**What this task involves**: Where a line holds "every", copy it.
===== Records shown
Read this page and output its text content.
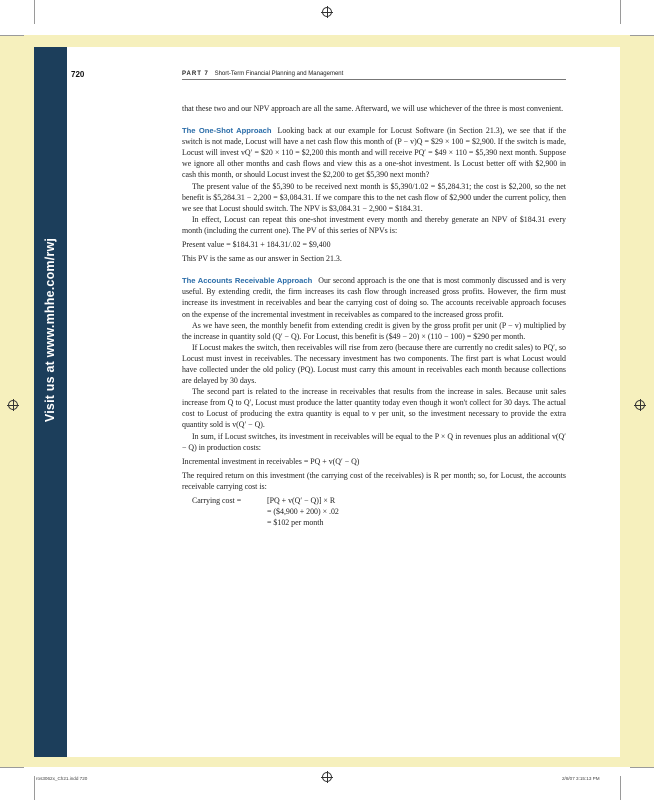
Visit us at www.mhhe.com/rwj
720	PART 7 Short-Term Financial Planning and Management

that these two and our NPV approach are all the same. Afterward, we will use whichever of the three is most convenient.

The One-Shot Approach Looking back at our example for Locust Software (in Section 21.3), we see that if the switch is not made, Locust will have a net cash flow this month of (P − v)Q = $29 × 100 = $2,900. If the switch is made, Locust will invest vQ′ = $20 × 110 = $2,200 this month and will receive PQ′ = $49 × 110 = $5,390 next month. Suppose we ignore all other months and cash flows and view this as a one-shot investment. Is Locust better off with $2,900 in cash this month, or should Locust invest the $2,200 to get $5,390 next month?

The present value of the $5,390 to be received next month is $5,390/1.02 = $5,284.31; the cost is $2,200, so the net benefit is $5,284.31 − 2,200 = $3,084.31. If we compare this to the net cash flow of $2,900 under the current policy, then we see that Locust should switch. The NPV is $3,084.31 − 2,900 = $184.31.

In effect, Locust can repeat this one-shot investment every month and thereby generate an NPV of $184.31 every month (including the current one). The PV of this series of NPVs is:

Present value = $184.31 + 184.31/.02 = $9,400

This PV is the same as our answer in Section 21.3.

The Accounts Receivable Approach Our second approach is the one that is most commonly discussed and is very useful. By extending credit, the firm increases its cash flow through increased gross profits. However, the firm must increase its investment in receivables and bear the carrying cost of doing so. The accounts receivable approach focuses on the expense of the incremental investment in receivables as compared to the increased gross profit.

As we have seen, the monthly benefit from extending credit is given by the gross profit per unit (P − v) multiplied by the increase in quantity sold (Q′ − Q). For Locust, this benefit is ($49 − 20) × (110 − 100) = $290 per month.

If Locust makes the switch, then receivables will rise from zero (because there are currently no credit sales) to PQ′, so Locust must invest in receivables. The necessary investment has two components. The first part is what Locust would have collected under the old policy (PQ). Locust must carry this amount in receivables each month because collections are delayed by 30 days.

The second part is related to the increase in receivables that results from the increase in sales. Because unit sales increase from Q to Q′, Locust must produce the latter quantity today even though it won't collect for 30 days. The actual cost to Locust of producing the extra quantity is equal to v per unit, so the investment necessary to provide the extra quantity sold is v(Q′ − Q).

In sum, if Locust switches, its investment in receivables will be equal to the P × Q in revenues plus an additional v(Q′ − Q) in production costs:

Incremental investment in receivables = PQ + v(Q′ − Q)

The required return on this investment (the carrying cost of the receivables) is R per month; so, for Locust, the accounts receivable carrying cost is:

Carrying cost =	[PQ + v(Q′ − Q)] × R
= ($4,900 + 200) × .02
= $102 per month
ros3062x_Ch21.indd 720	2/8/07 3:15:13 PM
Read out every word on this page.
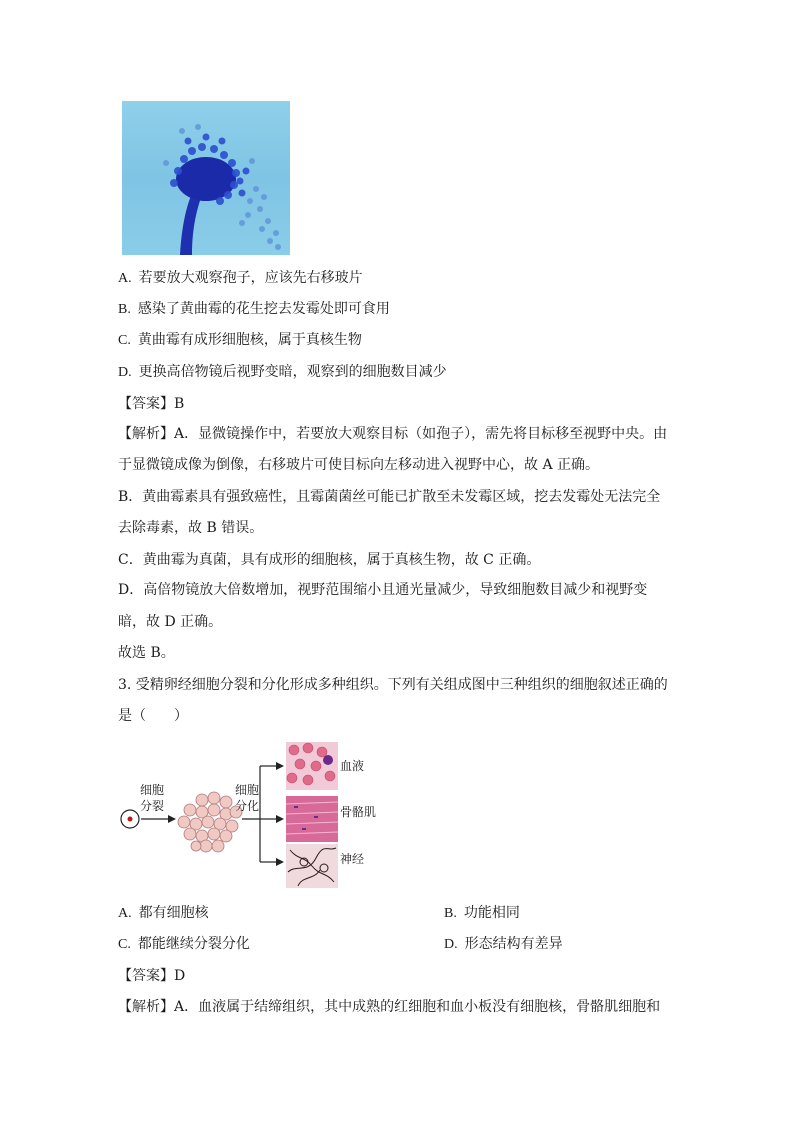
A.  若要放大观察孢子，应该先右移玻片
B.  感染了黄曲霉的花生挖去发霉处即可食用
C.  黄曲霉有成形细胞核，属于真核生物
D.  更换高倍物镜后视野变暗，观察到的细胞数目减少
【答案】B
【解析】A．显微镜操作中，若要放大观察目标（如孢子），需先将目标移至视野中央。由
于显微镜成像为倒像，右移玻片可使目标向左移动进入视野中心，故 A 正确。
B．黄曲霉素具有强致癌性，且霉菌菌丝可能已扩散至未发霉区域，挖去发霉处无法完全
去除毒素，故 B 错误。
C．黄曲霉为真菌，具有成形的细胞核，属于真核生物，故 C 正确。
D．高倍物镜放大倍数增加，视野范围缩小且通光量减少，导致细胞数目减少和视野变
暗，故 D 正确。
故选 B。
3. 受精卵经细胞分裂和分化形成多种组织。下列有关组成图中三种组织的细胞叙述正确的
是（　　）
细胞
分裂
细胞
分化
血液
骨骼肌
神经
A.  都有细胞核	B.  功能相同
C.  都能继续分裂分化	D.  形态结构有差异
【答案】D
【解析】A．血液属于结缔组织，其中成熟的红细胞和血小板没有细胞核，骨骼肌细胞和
==========
**Written answer**:
In effect, Locust can repeat this one-shot investment every month and thereby generate an NPV of $184.31 every month (including the current one). The PV of this series of NPVs is:
Read out every word on this page.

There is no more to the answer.